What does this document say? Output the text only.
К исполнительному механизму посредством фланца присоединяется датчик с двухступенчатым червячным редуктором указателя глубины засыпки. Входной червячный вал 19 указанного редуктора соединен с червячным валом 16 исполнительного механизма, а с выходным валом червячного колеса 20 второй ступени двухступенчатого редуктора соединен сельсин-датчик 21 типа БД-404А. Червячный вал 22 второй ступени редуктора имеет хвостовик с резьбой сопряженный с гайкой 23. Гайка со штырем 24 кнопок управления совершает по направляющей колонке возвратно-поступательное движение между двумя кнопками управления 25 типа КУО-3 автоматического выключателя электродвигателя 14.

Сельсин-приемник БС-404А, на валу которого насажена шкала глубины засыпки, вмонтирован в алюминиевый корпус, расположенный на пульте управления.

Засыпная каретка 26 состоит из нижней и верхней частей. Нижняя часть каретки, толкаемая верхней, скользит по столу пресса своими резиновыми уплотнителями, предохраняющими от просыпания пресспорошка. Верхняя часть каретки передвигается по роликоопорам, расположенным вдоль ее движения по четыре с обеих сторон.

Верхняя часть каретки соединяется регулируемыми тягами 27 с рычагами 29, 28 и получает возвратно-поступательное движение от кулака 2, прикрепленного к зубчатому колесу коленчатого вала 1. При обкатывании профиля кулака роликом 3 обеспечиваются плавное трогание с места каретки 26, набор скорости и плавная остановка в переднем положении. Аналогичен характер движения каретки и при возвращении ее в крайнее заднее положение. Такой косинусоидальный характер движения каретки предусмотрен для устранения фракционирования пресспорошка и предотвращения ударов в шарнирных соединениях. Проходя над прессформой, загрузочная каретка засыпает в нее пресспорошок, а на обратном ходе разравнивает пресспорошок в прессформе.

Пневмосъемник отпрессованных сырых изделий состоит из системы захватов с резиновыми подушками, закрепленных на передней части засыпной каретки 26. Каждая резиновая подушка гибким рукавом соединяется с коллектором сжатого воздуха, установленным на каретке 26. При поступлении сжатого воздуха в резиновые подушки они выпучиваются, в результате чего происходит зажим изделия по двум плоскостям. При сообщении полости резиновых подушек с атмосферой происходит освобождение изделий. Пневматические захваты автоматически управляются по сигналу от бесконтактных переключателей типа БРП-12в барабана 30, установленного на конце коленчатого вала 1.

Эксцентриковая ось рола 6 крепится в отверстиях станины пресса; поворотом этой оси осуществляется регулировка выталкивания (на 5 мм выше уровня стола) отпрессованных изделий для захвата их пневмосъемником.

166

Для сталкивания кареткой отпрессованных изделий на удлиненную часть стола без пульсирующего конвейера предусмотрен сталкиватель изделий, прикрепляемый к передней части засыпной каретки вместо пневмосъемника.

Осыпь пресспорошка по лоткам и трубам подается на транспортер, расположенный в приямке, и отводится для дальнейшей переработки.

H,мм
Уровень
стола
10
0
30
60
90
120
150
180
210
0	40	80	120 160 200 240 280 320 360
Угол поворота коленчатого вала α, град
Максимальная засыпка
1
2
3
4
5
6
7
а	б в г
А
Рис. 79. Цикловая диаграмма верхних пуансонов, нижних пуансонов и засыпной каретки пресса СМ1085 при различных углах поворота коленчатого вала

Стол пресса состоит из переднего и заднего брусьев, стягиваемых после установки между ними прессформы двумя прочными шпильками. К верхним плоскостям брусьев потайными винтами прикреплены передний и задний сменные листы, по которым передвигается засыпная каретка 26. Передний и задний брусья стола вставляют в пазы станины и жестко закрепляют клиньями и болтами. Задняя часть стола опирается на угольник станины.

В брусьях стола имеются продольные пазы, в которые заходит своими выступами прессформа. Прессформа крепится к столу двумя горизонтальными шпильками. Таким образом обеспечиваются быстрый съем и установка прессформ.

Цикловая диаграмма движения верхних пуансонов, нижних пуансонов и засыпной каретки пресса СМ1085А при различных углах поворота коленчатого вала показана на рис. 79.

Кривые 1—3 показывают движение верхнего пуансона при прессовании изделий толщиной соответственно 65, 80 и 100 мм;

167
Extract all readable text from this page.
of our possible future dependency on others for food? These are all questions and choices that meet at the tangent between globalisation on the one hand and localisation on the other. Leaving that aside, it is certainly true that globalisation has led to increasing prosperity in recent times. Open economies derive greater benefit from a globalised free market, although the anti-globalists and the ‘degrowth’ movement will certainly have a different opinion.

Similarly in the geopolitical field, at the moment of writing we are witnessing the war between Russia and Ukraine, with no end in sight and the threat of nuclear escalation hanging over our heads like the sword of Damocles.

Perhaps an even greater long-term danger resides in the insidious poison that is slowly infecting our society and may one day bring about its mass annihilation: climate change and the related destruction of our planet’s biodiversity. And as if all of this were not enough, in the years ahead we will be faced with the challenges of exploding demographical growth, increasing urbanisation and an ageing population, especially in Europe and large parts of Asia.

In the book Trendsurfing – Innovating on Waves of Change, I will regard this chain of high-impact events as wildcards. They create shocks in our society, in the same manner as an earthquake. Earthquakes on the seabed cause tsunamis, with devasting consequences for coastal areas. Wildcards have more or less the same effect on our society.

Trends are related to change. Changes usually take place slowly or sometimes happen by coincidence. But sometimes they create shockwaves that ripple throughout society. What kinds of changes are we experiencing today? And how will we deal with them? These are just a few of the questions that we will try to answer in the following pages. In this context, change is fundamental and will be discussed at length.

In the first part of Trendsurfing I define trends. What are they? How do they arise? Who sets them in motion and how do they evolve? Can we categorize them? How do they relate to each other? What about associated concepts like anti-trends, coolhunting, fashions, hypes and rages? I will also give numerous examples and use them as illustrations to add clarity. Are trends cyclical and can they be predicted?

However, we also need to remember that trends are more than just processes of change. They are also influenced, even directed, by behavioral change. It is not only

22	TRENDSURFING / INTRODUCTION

______________________________

◆ **Exercise task**
Copy the entries above exactly, leaving none out.

◆ **Reply to the task**
What does this document say? Output the text only.
К исполнительному механизму посредством фланца присоединяется датчик с двухступенчатым червячным редуктором указателя глубины засыпки. Входной червячный вал 19 указанного редуктора соединен с червячным валом 16 исполнительного механизма, а с выходным валом червячного колеса 20 второй ступени двухступенчатого редуктора соединен сельсин-датчик 21 типа БД-404А. Червячный вал 22 второй ступени редуктора имеет хвостовик с резьбой сопряженный с гайкой 23. Гайка со штырем 24 кнопок управления совершает по направляющей колонке возвратно-поступательное движение между двумя кнопками управления 25 типа КУО-3 автоматического выключателя электродвигателя 14.

Сельсин-приемник БС-404А, на валу которого насажена шкала глубины засыпки, вмонтирован в алюминиевый корпус, расположенный на пульте управления.

Засыпная каретка 26 состоит из нижней и верхней частей. Нижняя часть каретки, толкаемая верхней, скользит по столу пресса своими резиновыми уплотнителями, предохраняющими от просыпания пресспорошка. Верхняя часть каретки передвигается по роликоопорам, расположенным вдоль ее движения по четыре с обеих сторон.

Верхняя часть каретки соединяется регулируемыми тягами 27 с рычагами 29, 28 и получает возвратно-поступательное движение от кулака 2, прикрепленного к зубчатому колесу коленчатого вала 1. При обкатывании профиля кулака роликом 3 обеспечиваются плавное трогание с места каретки 26, набор скорости и плавная остановка в переднем положении. Аналогичен характер движения каретки и при возвращении ее в крайнее заднее положение. Такой косинусоидальный характер движения каретки предусмотрен для устранения фракционирования пресспорошка и предотвращения ударов в шарнирных соединениях. Проходя над прессформой, загрузочная каретка засыпает в нее пресспорошок, а на обратном ходе разравнивает пресспорошок в прессформе.

Пневмосъемник отпрессованных сырых изделий состоит из системы захватов с резиновыми подушками, закрепленных на передней части засыпной каретки 26. Каждая резиновая подушка гибким рукавом соединяется с коллектором сжатого воздуха, установленным на каретке 26. При поступлении сжатого воздуха в резиновые подушки они выпучиваются, в результате чего происходит зажим изделия по двум плоскостям. При сообщении полости резиновых подушек с атмосферой происходит освобождение изделий. Пневматические захваты автоматически управляются по сигналу от бесконтактных переключателей типа БРП-12в барабана 30, установленного на конце коленчатого вала 1.

Эксцентриковая ось рола 6 крепится в отверстиях станины пресса; поворотом этой оси осуществляется регулировка выталкивания (на 5 мм выше уровня стола) отпрессованных изделий для захвата их пневмосъемником.

166

Для сталкивания кареткой отпрессованных изделий на удлиненную часть стола без пульсирующего конвейера предусмотрен сталкиватель изделий, прикрепляемый к передней части засыпной каретки вместо пневмосъемника.

Осыпь пресспорошка по лоткам и трубам подается на транспортер, расположенный в приямке, и отводится для дальнейшей переработки.

H,мм
Уровень
стола
10
0
30
60
90
120
150
180
210
0	40	80	120 160 200 240 280 320 360
Угол поворота коленчатого вала α, град
Максимальная засыпка
1
2
3
4
5
6
7
а	б в г
А
Рис. 79. Цикловая диаграмма верхних пуансонов, нижних пуансонов и засыпной каретки пресса СМ1085 при различных углах поворота коленчатого вала

Стол пресса состоит из переднего и заднего брусьев, стягиваемых после установки между ними прессформы двумя прочными шпильками. К верхним плоскостям брусьев потайными винтами прикреплены передний и задний сменные листы, по которым передвигается засыпная каретка 26. Передний и задний брусья стола вставляют в пазы станины и жестко закрепляют клиньями и болтами. Задняя часть стола опирается на угольник станины.

В брусьях стола имеются продольные пазы, в которые заходит своими выступами прессформа. Прессформа крепится к столу двумя горизонтальными шпильками. Таким образом обеспечиваются быстрый съем и установка прессформ.

Цикловая диаграмма движения верхних пуансонов, нижних пуансонов и засыпной каретки пресса СМ1085А при различных углах поворота коленчатого вала показана на рис. 79.

Кривые 1—3 показывают движение верхнего пуансона при прессовании изделий толщиной соответственно 65, 80 и 100 мм;

167
Extract all readable text from this page.
of our possible future dependency on others for food? These are all questions and choices that meet at the tangent between globalisation on the one hand and localisation on the other. Leaving that aside, it is certainly true that globalisation has led to increasing prosperity in recent times. Open economies derive greater benefit from a globalised free market, although the anti-globalists and the ‘degrowth’ movement will certainly have a different opinion.

Similarly in the geopolitical field, at the moment of writing we are witnessing the war between Russia and Ukraine, with no end in sight and the threat of nuclear escalation hanging over our heads like the sword of Damocles.

Perhaps an even greater long-term danger resides in the insidious poison that is slowly infecting our society and may one day bring about its mass annihilation: climate change and the related destruction of our planet’s biodiversity. And as if all of this were not enough, in the years ahead we will be faced with the challenges of exploding demographical growth, increasing urbanisation and an ageing population, especially in Europe and large parts of Asia.

In the book Trendsurfing – Innovating on Waves of Change, I will regard this chain of high-impact events as wildcards. They create shocks in our society, in the same manner as an earthquake. Earthquakes on the seabed cause tsunamis, with devasting consequences for coastal areas. Wildcards have more or less the same effect on our society.

Trends are related to change. Changes usually take place slowly or sometimes happen by coincidence. But sometimes they create shockwaves that ripple throughout society. What kinds of changes are we experiencing today? And how will we deal with them? These are just a few of the questions that we will try to answer in the following pages. In this context, change is fundamental and will be discussed at length.

In the first part of Trendsurfing I define trends. What are they? How do they arise? Who sets them in motion and how do they evolve? Can we categorize them? How do they relate to each other? What about associated concepts like anti-trends, coolhunting, fashions, hypes and rages? I will also give numerous examples and use them as illustrations to add clarity. Are trends cyclical and can they be predicted?

However, we also need to remember that trends are more than just processes of change. They are also influenced, even directed, by behavioral change. It is not only

22	TRENDSURFING / INTRODUCTION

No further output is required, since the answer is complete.